**Directions**
Pull out every line from the listing that has the word "shapes".

**Rows**
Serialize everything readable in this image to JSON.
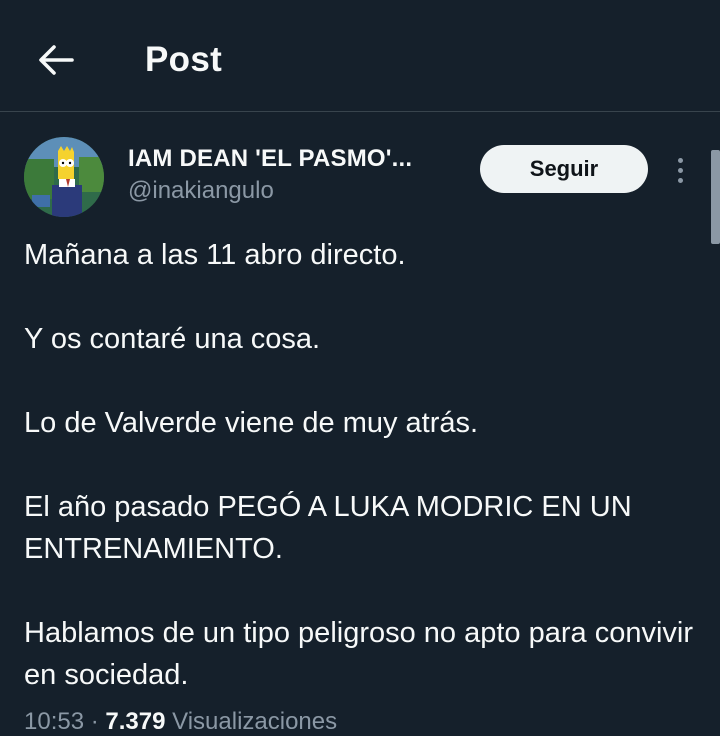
{
  "header": {
    "title": "Post"
  },
  "author": {
    "display_name": "IAM DEAN 'EL PASMO'...",
    "handle": "@inakiangulo"
  },
  "follow_button": {
    "label": "Seguir"
  },
  "tweet": {
    "paragraphs": [
      "Mañana a las 11 abro directo.",
      "Y os contaré una cosa.",
      "Lo de Valverde viene de muy atrás.",
      "El año pasado PEGÓ A LUKA MODRIC EN UN ENTRENAMIENTO.",
      "Hablamos de un tipo peligroso no apto para convivir en sociedad."
    ]
  },
  "meta": {
    "time": "10:53",
    "views_count": "7.379",
    "views_label": "Visualizaciones"
  },
  "colors": {
    "background": "#15202b",
    "text": "#f7f9f9",
    "secondary": "#8b98a5",
    "divider": "#38444d",
    "button_bg": "#eff3f4"
  }
}
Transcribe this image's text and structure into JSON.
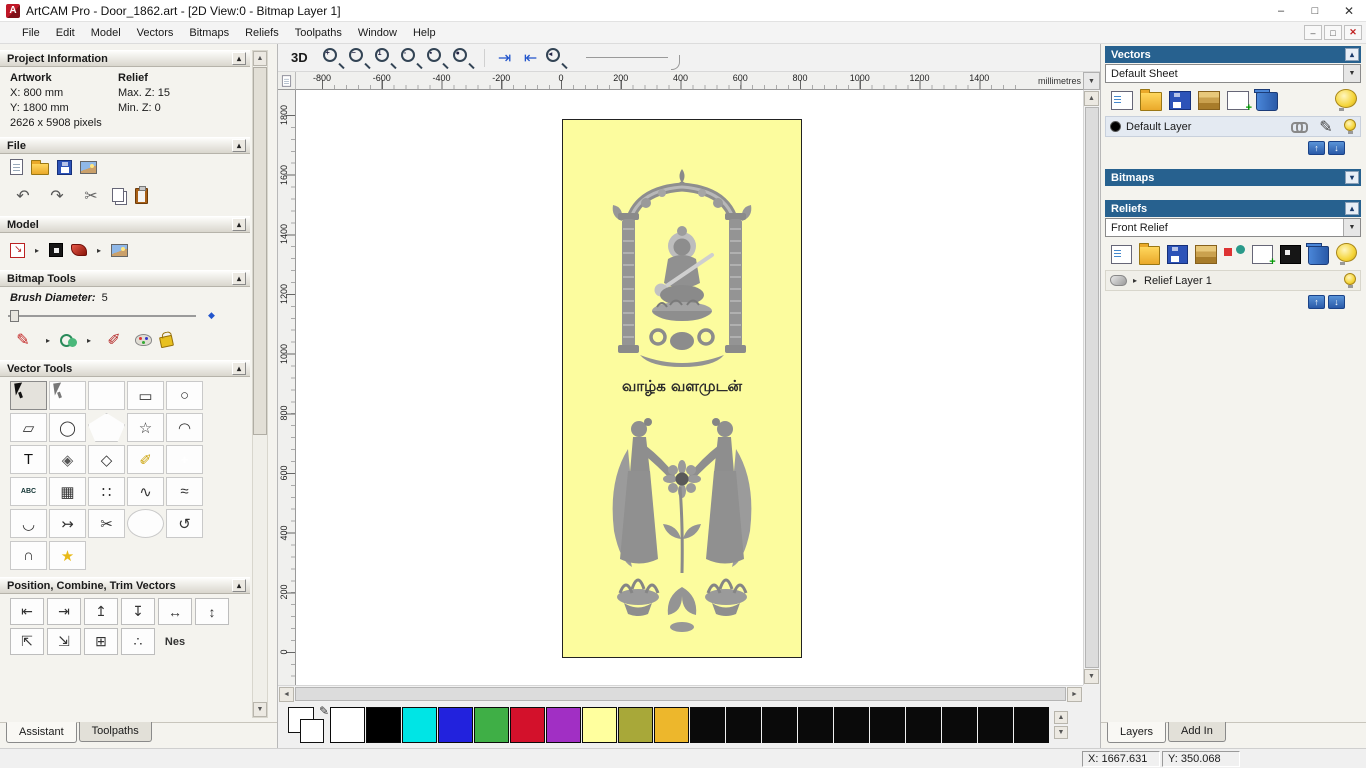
{
  "window": {
    "title": "ArtCAM Pro - Door_1862.art - [2D View:0 - Bitmap Layer 1]",
    "controls": [
      {
        "name": "minimize-button",
        "glyph": "–"
      },
      {
        "name": "maximize-button",
        "glyph": "□"
      },
      {
        "name": "close-button",
        "glyph": "✕"
      }
    ],
    "child_controls": [
      {
        "name": "child-minimize-button",
        "glyph": "–"
      },
      {
        "name": "child-restore-button",
        "glyph": "□"
      },
      {
        "name": "child-close-button",
        "glyph": "✕"
      }
    ]
  },
  "menubar": {
    "items": [
      "File",
      "Edit",
      "Model",
      "Vectors",
      "Bitmaps",
      "Reliefs",
      "Toolpaths",
      "Window",
      "Help"
    ]
  },
  "left_panel": {
    "project_information": {
      "header": "Project Information",
      "artwork_label": "Artwork",
      "relief_label": "Relief",
      "rows": [
        [
          "X: 800 mm",
          "Max. Z: 15"
        ],
        [
          "Y: 1800 mm",
          "Min. Z: 0"
        ]
      ],
      "pixels": "2626 x 5908 pixels"
    },
    "file_section": {
      "header": "File",
      "icons_row1": [
        {
          "name": "new-model-icon",
          "shape": "page"
        },
        {
          "name": "open-model-icon",
          "shape": "folder"
        },
        {
          "name": "save-model-icon",
          "shape": "disk"
        },
        {
          "name": "export-image-icon",
          "shape": "picture"
        }
      ],
      "icons_row2": [
        {
          "name": "undo-icon",
          "glyph": "↶",
          "color": "#555555"
        },
        {
          "name": "redo-icon",
          "glyph": "↷",
          "color": "#555555"
        },
        {
          "name": "cut-icon",
          "glyph": "✂",
          "color": "#666666"
        },
        {
          "name": "copy-icon",
          "shape": "copy"
        },
        {
          "name": "paste-icon",
          "shape": "clipboard"
        }
      ]
    },
    "model_section": {
      "header": "Model",
      "icons": [
        {
          "name": "set-model-size-icon",
          "shape": "modelsize"
        },
        {
          "name": "model-flyout-icon",
          "glyph": "▸",
          "color": "#333333",
          "cls": "tiny"
        },
        {
          "name": "invert-model-icon",
          "shape": "invert"
        },
        {
          "name": "relief-from-image-icon",
          "shape": "red3d"
        },
        {
          "name": "model-flyout2-icon",
          "glyph": "▸",
          "color": "#333333",
          "cls": "tiny"
        },
        {
          "name": "lighting-icon",
          "shape": "picture"
        }
      ]
    },
    "bitmap_tools": {
      "header": "Bitmap Tools",
      "brush_diameter_label": "Brush Diameter:",
      "brush_diameter_value": "5",
      "slider_diamond": {
        "name": "slider-diamond-icon",
        "glyph": "◆",
        "color": "#2255cc"
      },
      "icons": [
        {
          "name": "paint-brush-icon",
          "glyph": "✎",
          "color": "#c22222"
        },
        {
          "name": "paint-flyout-icon",
          "glyph": "▸",
          "color": "#333333",
          "cls": "tiny"
        },
        {
          "name": "flood-fill-icon",
          "shape": "floodfill"
        },
        {
          "name": "flood-flyout-icon",
          "glyph": "▸",
          "color": "#333333",
          "cls": "tiny"
        },
        {
          "name": "spray-icon",
          "glyph": "✐",
          "color": "#b22222"
        },
        {
          "name": "palette-icon",
          "shape": "palette"
        },
        {
          "name": "colour-eraser-icon",
          "shape": "bucket"
        }
      ]
    },
    "vector_tools": {
      "header": "Vector Tools",
      "icons": [
        {
          "name": "select-vectors-icon",
          "shape": "cursor",
          "cls": "pressed"
        },
        {
          "name": "node-editing-icon",
          "shape": "cursor2"
        },
        {
          "name": "transform-vectors-icon",
          "shape": "move"
        },
        {
          "name": "create-rectangle-icon",
          "glyph": "▭"
        },
        {
          "name": "create-circle-icon",
          "glyph": "○"
        },
        {
          "name": "create-freehand-icon",
          "glyph": "▱"
        },
        {
          "name": "create-ellipse-icon",
          "glyph": "◯"
        },
        {
          "name": "create-polygon-icon",
          "shape": "pentagon"
        },
        {
          "name": "create-star-icon",
          "glyph": "☆"
        },
        {
          "name": "create-arc-icon",
          "glyph": "◠"
        },
        {
          "name": "create-text-icon",
          "glyph": "T",
          "color": "#111111"
        },
        {
          "name": "mirror-vectors-icon",
          "glyph": "◈",
          "color": "#555555"
        },
        {
          "name": "offset-vectors-icon",
          "glyph": "◇"
        },
        {
          "name": "measure-icon",
          "glyph": "✐",
          "color": "#caa000"
        },
        {
          "name": "block-paste-icon",
          "shape": "greencross",
          "text": "+"
        },
        {
          "name": "paste-text-icon",
          "shape": "abc",
          "text": "ABC"
        },
        {
          "name": "paste-along-curve-icon",
          "glyph": "▦"
        },
        {
          "name": "block-copy-icon",
          "glyph": "∷"
        },
        {
          "name": "fit-curve-icon",
          "glyph": "∿"
        },
        {
          "name": "fit-arcs-icon",
          "glyph": "≈"
        },
        {
          "name": "fillet-icon",
          "glyph": "◡"
        },
        {
          "name": "join-vectors-icon",
          "glyph": "↣"
        },
        {
          "name": "trim-vectors-icon",
          "glyph": "✂",
          "color": "#333333"
        },
        {
          "name": "sphere-tool-icon",
          "shape": "sphere"
        },
        {
          "name": "bend-vectors-icon",
          "glyph": "↺"
        },
        {
          "name": "section-profile-icon",
          "glyph": "∩"
        },
        {
          "name": "wand-star-icon",
          "glyph": "★",
          "color": "#e8b916"
        }
      ]
    },
    "position_section": {
      "header": "Position, Combine, Trim Vectors",
      "icons_row1": [
        {
          "name": "align-left-icon",
          "glyph": "⇤"
        },
        {
          "name": "align-right-icon",
          "glyph": "⇥"
        },
        {
          "name": "align-top-icon",
          "glyph": "↥"
        },
        {
          "name": "align-bottom-icon",
          "glyph": "↧"
        },
        {
          "name": "center-horizontal-icon",
          "glyph": "↔"
        },
        {
          "name": "center-vertical-icon",
          "glyph": "↕"
        }
      ],
      "icons_row2": [
        {
          "name": "snap-corner-left-icon",
          "glyph": "⇱"
        },
        {
          "name": "snap-corner-right-icon",
          "glyph": "⇲"
        },
        {
          "name": "paste-array-icon",
          "glyph": "⊞"
        },
        {
          "name": "scatter-copies-icon",
          "glyph": "∴"
        },
        {
          "name": "nesting-icon",
          "text": "Nes",
          "cls": "nes"
        }
      ]
    },
    "tabs": [
      {
        "label": "Assistant",
        "active": true
      },
      {
        "label": "Toolpaths",
        "active": false
      }
    ]
  },
  "toolbar": {
    "view_3d_label": "3D",
    "zoom_icons": [
      {
        "name": "zoom-in-icon",
        "shape": "zoom",
        "text": "+"
      },
      {
        "name": "zoom-out-icon",
        "shape": "zoom",
        "text": "−"
      },
      {
        "name": "zoom-1to1-icon",
        "shape": "zoom",
        "text": "1"
      },
      {
        "name": "zoom-fit-page-icon",
        "shape": "zoom",
        "text": "▫"
      },
      {
        "name": "zoom-fit-drawing-icon",
        "shape": "zoom",
        "text": "▪"
      },
      {
        "name": "zoom-objects-icon",
        "shape": "zoom",
        "text": "●"
      }
    ],
    "layer_nav_icons": [
      {
        "name": "previous-bitmap-layer-icon",
        "glyph": "⇥",
        "color": "#2255cc"
      },
      {
        "name": "next-bitmap-layer-icon",
        "glyph": "⇤",
        "color": "#2255cc"
      },
      {
        "name": "zoom-previous-view-icon",
        "shape": "zoom",
        "text": "◂"
      }
    ]
  },
  "rulers": {
    "horizontal_ticks": [
      "-800",
      "-600",
      "-400",
      "-200",
      "0",
      "200",
      "400",
      "600",
      "800",
      "1000",
      "1200",
      "1400"
    ],
    "vertical_ticks": [
      "1800",
      "1600",
      "1400",
      "1200",
      "1000",
      "800",
      "600",
      "400",
      "200",
      "0"
    ],
    "units_label": "millimetres"
  },
  "canvas": {
    "artwork_text": "வாழ்க வளமுடன்",
    "background_color": "#FCFC9E"
  },
  "right_panel": {
    "vectors": {
      "header": "Vectors",
      "sheet_value": "Default Sheet",
      "icons": [
        {
          "name": "new-vector-sheet-icon",
          "shape": "pageblue"
        },
        {
          "name": "open-vectors-icon",
          "shape": "folder"
        },
        {
          "name": "save-vectors-icon",
          "shape": "disk"
        },
        {
          "name": "import-vectors-icon",
          "shape": "stack"
        },
        {
          "name": "new-vector-layer-icon",
          "shape": "pageplus"
        },
        {
          "name": "delete-vector-layer-icon",
          "shape": "trash"
        },
        {
          "name": "toggle-all-vectors-visibility-icon",
          "shape": "bulb",
          "cls": "push-right"
        }
      ],
      "layer": {
        "name": "Default Layer",
        "color": "#000000"
      },
      "layer_icons": [
        {
          "name": "snap-layer-icon",
          "shape": "link"
        },
        {
          "name": "edit-layer-icon",
          "glyph": "✎",
          "color": "#444444"
        },
        {
          "name": "layer-visibility-icon",
          "shape": "bulb"
        }
      ]
    },
    "bitmaps": {
      "header": "Bitmaps"
    },
    "reliefs": {
      "header": "Reliefs",
      "relief_value": "Front Relief",
      "icons": [
        {
          "name": "new-relief-icon",
          "shape": "pageblue"
        },
        {
          "name": "open-relief-icon",
          "shape": "folder"
        },
        {
          "name": "save-relief-icon",
          "shape": "disk"
        },
        {
          "name": "import-relief-icon",
          "shape": "stack"
        },
        {
          "name": "relief-shapes-icon",
          "shape": "shapes"
        },
        {
          "name": "new-relief-layer-icon",
          "shape": "pageplus"
        },
        {
          "name": "save-relief-layer-icon",
          "shape": "invert"
        },
        {
          "name": "delete-relief-layer-icon",
          "shape": "trash"
        },
        {
          "name": "toggle-relief-visibility-icon",
          "shape": "bulb",
          "cls": "push-right"
        }
      ],
      "layer": {
        "name": "Relief Layer 1"
      },
      "layer_left_icons": [
        {
          "name": "relief-thumbnail-icon",
          "shape": "thumb"
        },
        {
          "name": "expand-relief-layer-icon",
          "glyph": "▸",
          "color": "#333333",
          "cls": "tiny"
        }
      ],
      "layer_right_icons": [
        {
          "name": "relief-layer-visibility-icon",
          "shape": "bulb"
        }
      ]
    },
    "tabs": [
      {
        "label": "Layers",
        "active": true
      },
      {
        "label": "Add In",
        "active": false
      }
    ]
  },
  "color_palette": {
    "swatches": [
      "#ffffff",
      "#000000",
      "#00e5e5",
      "#2222dd",
      "#3faf46",
      "#d3112b",
      "#a12fc4",
      "#ffff9e",
      "#a8a839",
      "#edb72c",
      "#0a0a0a",
      "#0a0a0a",
      "#0a0a0a",
      "#0a0a0a",
      "#0a0a0a",
      "#0a0a0a",
      "#0a0a0a",
      "#0a0a0a",
      "#0a0a0a",
      "#0a0a0a"
    ]
  },
  "statusbar": {
    "x": "X: 1667.631",
    "y": "Y: 350.068"
  }
}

**Completed exercise**
          "name": "relief-shapes-icon",
          "shape": "shapes"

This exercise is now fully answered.